All entries below need to be written out exactly, but without their pictures.
───
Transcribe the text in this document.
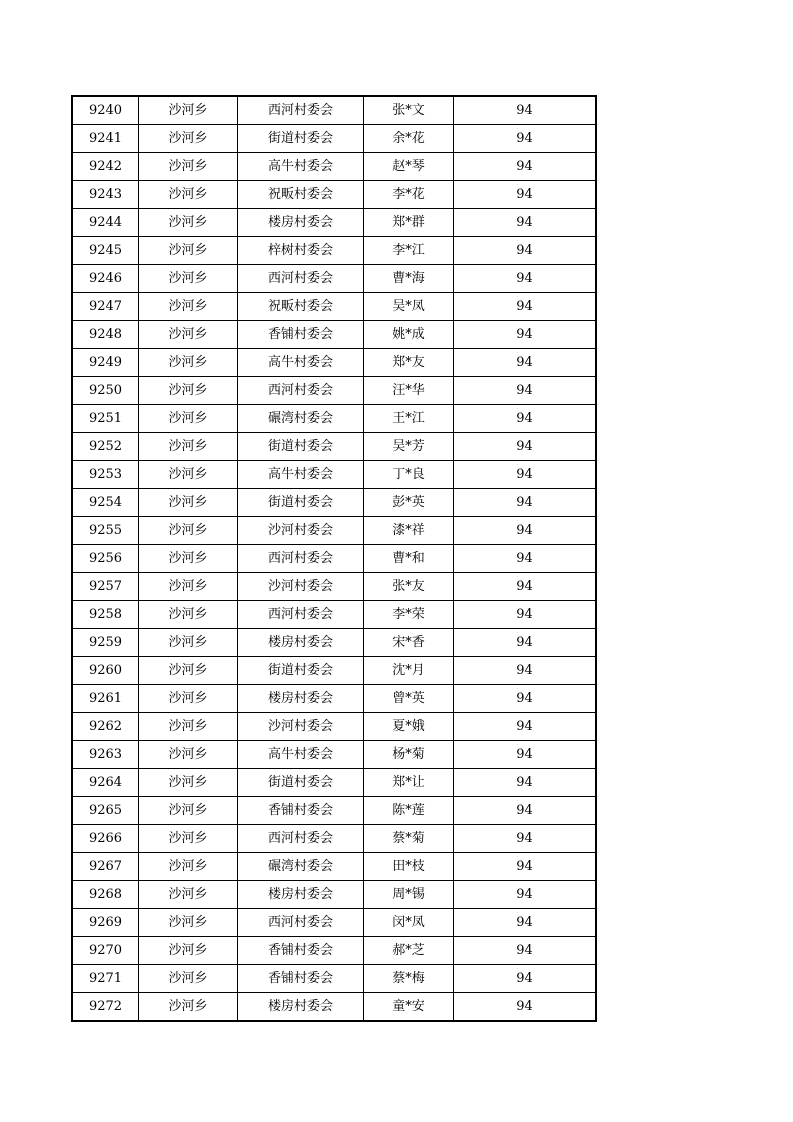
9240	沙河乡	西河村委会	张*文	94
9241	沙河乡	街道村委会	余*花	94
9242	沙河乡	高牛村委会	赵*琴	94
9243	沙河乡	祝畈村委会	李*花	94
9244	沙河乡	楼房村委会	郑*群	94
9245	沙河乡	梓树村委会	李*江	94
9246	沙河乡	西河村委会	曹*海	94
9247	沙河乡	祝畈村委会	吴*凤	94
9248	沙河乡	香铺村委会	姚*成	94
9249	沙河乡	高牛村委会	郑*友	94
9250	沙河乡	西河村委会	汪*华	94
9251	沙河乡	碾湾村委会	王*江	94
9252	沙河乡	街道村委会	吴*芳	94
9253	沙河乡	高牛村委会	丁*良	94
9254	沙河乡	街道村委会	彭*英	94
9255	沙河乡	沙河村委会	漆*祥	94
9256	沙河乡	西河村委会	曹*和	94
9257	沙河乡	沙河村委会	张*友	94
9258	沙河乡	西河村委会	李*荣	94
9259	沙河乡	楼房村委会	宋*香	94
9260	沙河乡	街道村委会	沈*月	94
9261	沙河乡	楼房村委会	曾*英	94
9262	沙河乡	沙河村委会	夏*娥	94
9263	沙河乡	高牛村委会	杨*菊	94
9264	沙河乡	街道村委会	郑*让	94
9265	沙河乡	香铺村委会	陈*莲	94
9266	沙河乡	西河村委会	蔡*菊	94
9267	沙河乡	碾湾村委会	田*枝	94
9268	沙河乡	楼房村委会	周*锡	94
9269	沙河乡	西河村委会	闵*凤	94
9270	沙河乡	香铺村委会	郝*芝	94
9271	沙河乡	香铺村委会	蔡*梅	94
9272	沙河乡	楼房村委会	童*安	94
───
Response below.
Transcribe the text in this document.
9240	沙河乡	西河村委会	张*文	94
9241	沙河乡	街道村委会	余*花	94
9242	沙河乡	高牛村委会	赵*琴	94
9243	沙河乡	祝畈村委会	李*花	94
9244	沙河乡	楼房村委会	郑*群	94
9245	沙河乡	梓树村委会	李*江	94
9246	沙河乡	西河村委会	曹*海	94
9247	沙河乡	祝畈村委会	吴*凤	94
9248	沙河乡	香铺村委会	姚*成	94
9249	沙河乡	高牛村委会	郑*友	94
9250	沙河乡	西河村委会	汪*华	94
9251	沙河乡	碾湾村委会	王*江	94
9252	沙河乡	街道村委会	吴*芳	94
9253	沙河乡	高牛村委会	丁*良	94
9254	沙河乡	街道村委会	彭*英	94
9255	沙河乡	沙河村委会	漆*祥	94
9256	沙河乡	西河村委会	曹*和	94
9257	沙河乡	沙河村委会	张*友	94
9258	沙河乡	西河村委会	李*荣	94
9259	沙河乡	楼房村委会	宋*香	94
9260	沙河乡	街道村委会	沈*月	94
9261	沙河乡	楼房村委会	曾*英	94
9262	沙河乡	沙河村委会	夏*娥	94
9263	沙河乡	高牛村委会	杨*菊	94
9264	沙河乡	街道村委会	郑*让	94
9265	沙河乡	香铺村委会	陈*莲	94
9266	沙河乡	西河村委会	蔡*菊	94
9267	沙河乡	碾湾村委会	田*枝	94
9268	沙河乡	楼房村委会	周*锡	94
9269	沙河乡	西河村委会	闵*凤	94
9270	沙河乡	香铺村委会	郝*芝	94
9271	沙河乡	香铺村委会	蔡*梅	94
9272	沙河乡	楼房村委会	童*安	94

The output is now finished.